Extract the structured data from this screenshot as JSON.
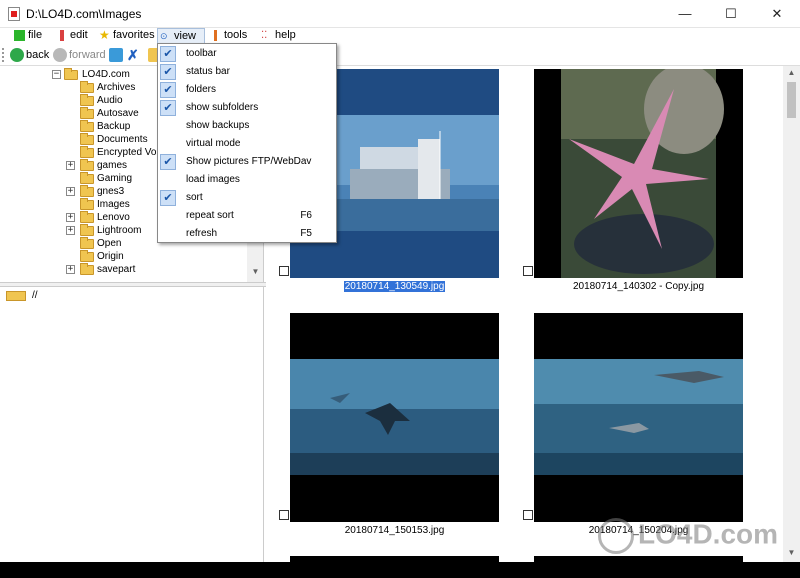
{
  "window": {
    "title": "D:\\LO4D.com\\Images",
    "minimize": "—",
    "maximize": "☐",
    "close": "✕"
  },
  "menubar": [
    {
      "label": "file",
      "icon": "file-icon"
    },
    {
      "label": "edit",
      "icon": "edit-icon"
    },
    {
      "label": "favorites",
      "icon": "star-icon"
    },
    {
      "label": "view",
      "icon": "view-icon"
    },
    {
      "label": "tools",
      "icon": "tools-icon"
    },
    {
      "label": "help",
      "icon": "help-icon"
    }
  ],
  "toolbar": {
    "back": "back",
    "forward": "forward"
  },
  "tree": {
    "root": "LO4D.com",
    "items": [
      {
        "label": "Archives",
        "expandable": false
      },
      {
        "label": "Audio",
        "expandable": false
      },
      {
        "label": "Autosave",
        "expandable": false
      },
      {
        "label": "Backup",
        "expandable": false
      },
      {
        "label": "Documents",
        "expandable": false
      },
      {
        "label": "Encrypted Volu",
        "expandable": false
      },
      {
        "label": "games",
        "expandable": true
      },
      {
        "label": "Gaming",
        "expandable": false
      },
      {
        "label": "gnes3",
        "expandable": true
      },
      {
        "label": "Images",
        "expandable": false
      },
      {
        "label": "Lenovo",
        "expandable": true
      },
      {
        "label": "Lightroom",
        "expandable": true
      },
      {
        "label": "Open",
        "expandable": false
      },
      {
        "label": "Origin",
        "expandable": false
      },
      {
        "label": "savepart",
        "expandable": true
      }
    ]
  },
  "file_list": {
    "path": "//"
  },
  "view_menu": [
    {
      "label": "toolbar",
      "checked": true,
      "shortcut": ""
    },
    {
      "label": "status bar",
      "checked": true,
      "shortcut": ""
    },
    {
      "label": "folders",
      "checked": true,
      "shortcut": ""
    },
    {
      "label": "show subfolders",
      "checked": true,
      "shortcut": ""
    },
    {
      "label": "show backups",
      "checked": false,
      "shortcut": ""
    },
    {
      "label": "virtual mode",
      "checked": false,
      "shortcut": ""
    },
    {
      "label": "Show pictures FTP/WebDav",
      "checked": true,
      "shortcut": ""
    },
    {
      "label": "load images",
      "checked": false,
      "shortcut": ""
    },
    {
      "label": "sort",
      "checked": true,
      "shortcut": ""
    },
    {
      "label": "repeat sort",
      "checked": false,
      "shortcut": "F6"
    },
    {
      "label": "refresh",
      "checked": false,
      "shortcut": "F5"
    }
  ],
  "gallery": [
    {
      "caption": "20180714_130549.jpg",
      "selected": true
    },
    {
      "caption": "20180714_140302 - Copy.jpg",
      "selected": false
    },
    {
      "caption": "20180714_150153.jpg",
      "selected": false
    },
    {
      "caption": "20180714_150204.jpg",
      "selected": false
    }
  ],
  "colors": {
    "selection": "#3272d8",
    "menu_highlight": "#e6eef8",
    "check_bg": "#cde0f7"
  },
  "watermark": "LO4D.com"
}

::::::::::

__Set problem__
Return the lines of the records that include the string "icon".

__Final answer__
      "icon": "file-icon"
      "icon": "edit-icon"
      "icon": "star-icon"
      "icon": "view-icon"
      "icon": "tools-icon"
      "icon": "help-icon"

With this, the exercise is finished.